Every line of the listing must be reproduced as it stands. Leave the images behind.
** START OF GIVEN INFORMATION **
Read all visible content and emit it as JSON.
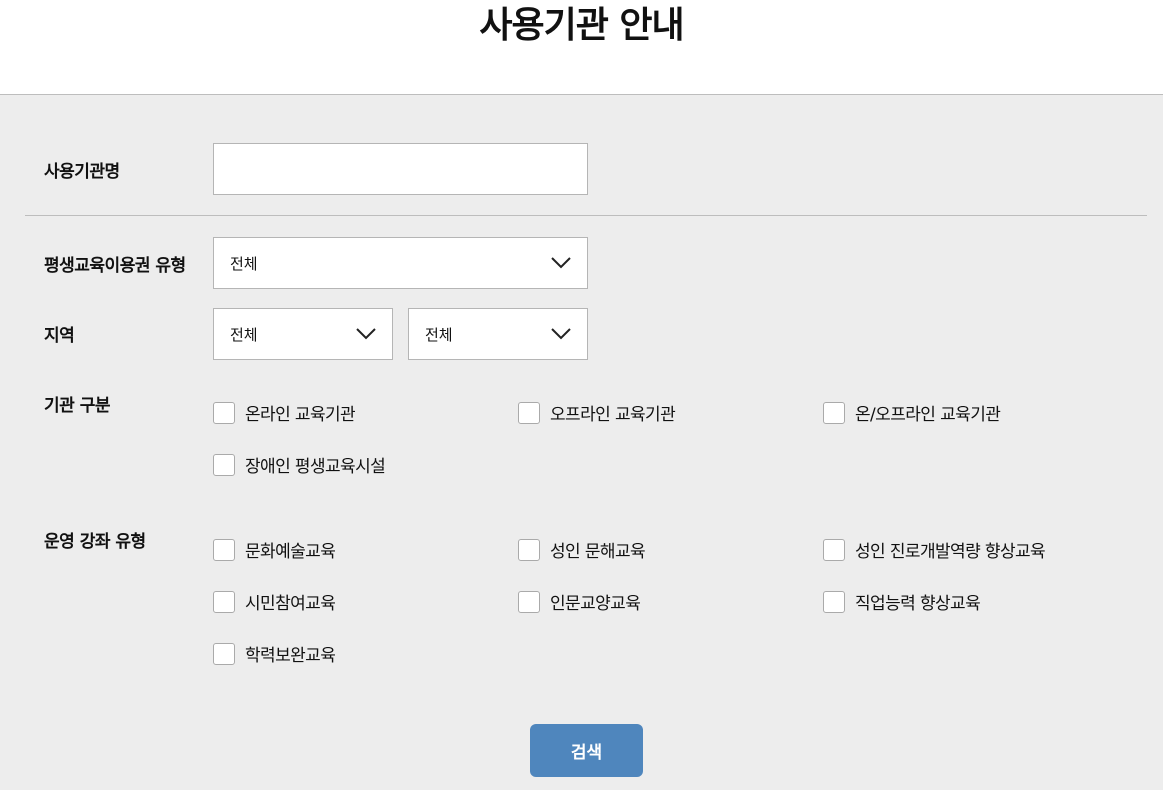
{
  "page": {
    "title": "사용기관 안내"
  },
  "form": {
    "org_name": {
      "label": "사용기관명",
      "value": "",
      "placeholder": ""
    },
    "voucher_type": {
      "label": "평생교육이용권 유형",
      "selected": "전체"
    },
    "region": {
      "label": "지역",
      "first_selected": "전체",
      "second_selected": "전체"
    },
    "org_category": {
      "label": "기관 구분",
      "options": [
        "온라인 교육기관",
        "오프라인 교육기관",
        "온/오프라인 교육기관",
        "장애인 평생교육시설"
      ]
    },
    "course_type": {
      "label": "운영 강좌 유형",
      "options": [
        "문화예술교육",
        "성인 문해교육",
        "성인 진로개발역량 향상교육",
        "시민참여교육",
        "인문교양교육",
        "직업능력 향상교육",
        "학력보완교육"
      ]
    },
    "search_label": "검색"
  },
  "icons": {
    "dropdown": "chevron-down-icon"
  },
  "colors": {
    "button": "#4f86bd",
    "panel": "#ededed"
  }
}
** END OF GIVEN INFORMATION **
* _COMPLETE ANSWER_:
Read all visible content and emit it as JSON.
{
  "page": {
    "title": "사용기관 안내"
  },
  "form": {
    "org_name": {
      "label": "사용기관명",
      "value": "",
      "placeholder": ""
    },
    "voucher_type": {
      "label": "평생교육이용권 유형",
      "selected": "전체"
    },
    "region": {
      "label": "지역",
      "first_selected": "전체",
      "second_selected": "전체"
    },
    "org_category": {
      "label": "기관 구분",
      "options": [
        "온라인 교육기관",
        "오프라인 교육기관",
        "온/오프라인 교육기관",
        "장애인 평생교육시설"
      ]
    },
    "course_type": {
      "label": "운영 강좌 유형",
      "options": [
        "문화예술교육",
        "성인 문해교육",
        "성인 진로개발역량 향상교육",
        "시민참여교육",
        "인문교양교육",
        "직업능력 향상교육",
        "학력보완교육"
      ]
    },
    "search_label": "검색"
  },
  "icons": {
    "dropdown": "chevron-down-icon"
  },
  "colors": {
    "button": "#4f86bd",
    "panel": "#ededed"
  }
}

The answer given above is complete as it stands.